## EXERCISE INSTRUCTIONS
Scan the data below. Pull out each line where "Generic" occurs.

(Dataset items)
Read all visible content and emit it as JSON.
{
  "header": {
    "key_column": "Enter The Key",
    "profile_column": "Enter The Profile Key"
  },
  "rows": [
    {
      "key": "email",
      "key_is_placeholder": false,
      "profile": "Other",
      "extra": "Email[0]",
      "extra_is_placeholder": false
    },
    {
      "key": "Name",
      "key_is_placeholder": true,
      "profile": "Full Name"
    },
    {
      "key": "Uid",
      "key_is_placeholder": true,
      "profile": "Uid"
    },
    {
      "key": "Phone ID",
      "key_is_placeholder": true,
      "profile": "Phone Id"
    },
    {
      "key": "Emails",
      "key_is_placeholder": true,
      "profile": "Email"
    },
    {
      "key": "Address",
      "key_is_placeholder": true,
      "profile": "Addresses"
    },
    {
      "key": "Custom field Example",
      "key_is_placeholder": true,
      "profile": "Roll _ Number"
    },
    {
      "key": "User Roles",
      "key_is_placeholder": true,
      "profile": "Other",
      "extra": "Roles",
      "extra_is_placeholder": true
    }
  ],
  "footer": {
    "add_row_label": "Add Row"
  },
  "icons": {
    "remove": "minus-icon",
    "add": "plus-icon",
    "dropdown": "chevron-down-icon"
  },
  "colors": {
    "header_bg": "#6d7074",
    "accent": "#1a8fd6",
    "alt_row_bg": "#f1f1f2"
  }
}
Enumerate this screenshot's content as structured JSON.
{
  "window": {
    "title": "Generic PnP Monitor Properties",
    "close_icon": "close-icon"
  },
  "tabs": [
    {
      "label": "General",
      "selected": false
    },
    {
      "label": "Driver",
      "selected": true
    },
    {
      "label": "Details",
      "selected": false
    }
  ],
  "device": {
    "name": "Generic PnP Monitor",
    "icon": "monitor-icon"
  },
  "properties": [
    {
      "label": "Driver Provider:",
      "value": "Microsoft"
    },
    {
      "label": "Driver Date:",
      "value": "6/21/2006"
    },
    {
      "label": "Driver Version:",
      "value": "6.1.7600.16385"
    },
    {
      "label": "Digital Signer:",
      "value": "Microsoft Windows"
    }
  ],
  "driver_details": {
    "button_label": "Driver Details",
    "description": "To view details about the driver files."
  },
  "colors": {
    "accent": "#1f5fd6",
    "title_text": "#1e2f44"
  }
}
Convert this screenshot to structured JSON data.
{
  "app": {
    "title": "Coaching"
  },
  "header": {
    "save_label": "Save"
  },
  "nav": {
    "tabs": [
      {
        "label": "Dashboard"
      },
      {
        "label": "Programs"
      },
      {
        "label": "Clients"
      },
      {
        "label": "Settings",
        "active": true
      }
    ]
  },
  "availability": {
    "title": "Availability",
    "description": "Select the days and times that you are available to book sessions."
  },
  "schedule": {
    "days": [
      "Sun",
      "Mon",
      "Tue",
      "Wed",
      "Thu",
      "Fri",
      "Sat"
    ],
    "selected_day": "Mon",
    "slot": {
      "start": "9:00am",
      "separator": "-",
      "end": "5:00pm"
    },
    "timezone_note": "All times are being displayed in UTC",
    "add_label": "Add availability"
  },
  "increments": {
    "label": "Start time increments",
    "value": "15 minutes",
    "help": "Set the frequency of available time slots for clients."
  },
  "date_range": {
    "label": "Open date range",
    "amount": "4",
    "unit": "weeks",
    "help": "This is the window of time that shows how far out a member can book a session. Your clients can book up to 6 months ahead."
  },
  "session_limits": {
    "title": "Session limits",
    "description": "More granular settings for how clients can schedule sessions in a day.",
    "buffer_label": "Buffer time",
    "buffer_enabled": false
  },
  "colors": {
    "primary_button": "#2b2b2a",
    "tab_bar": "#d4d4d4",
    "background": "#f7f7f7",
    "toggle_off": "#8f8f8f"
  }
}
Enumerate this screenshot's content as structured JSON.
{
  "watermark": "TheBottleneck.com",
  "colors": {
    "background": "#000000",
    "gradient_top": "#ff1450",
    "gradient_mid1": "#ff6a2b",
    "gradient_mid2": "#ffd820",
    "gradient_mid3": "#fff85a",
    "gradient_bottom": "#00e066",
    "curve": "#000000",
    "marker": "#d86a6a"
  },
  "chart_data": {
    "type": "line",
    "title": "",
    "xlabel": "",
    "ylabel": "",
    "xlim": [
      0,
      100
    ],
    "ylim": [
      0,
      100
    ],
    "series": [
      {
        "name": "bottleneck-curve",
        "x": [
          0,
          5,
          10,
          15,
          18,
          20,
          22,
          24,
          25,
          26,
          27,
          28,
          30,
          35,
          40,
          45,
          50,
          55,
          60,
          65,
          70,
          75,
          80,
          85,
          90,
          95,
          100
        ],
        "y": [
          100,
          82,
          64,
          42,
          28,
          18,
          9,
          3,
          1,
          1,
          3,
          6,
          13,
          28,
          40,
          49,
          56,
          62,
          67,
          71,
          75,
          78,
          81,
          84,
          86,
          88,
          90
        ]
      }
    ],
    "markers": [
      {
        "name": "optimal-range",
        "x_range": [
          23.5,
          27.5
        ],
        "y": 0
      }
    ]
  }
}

## EXERCISE RESPONSE
    "title": "Generic PnP Monitor Properties",
    "name": "Generic PnP Monitor",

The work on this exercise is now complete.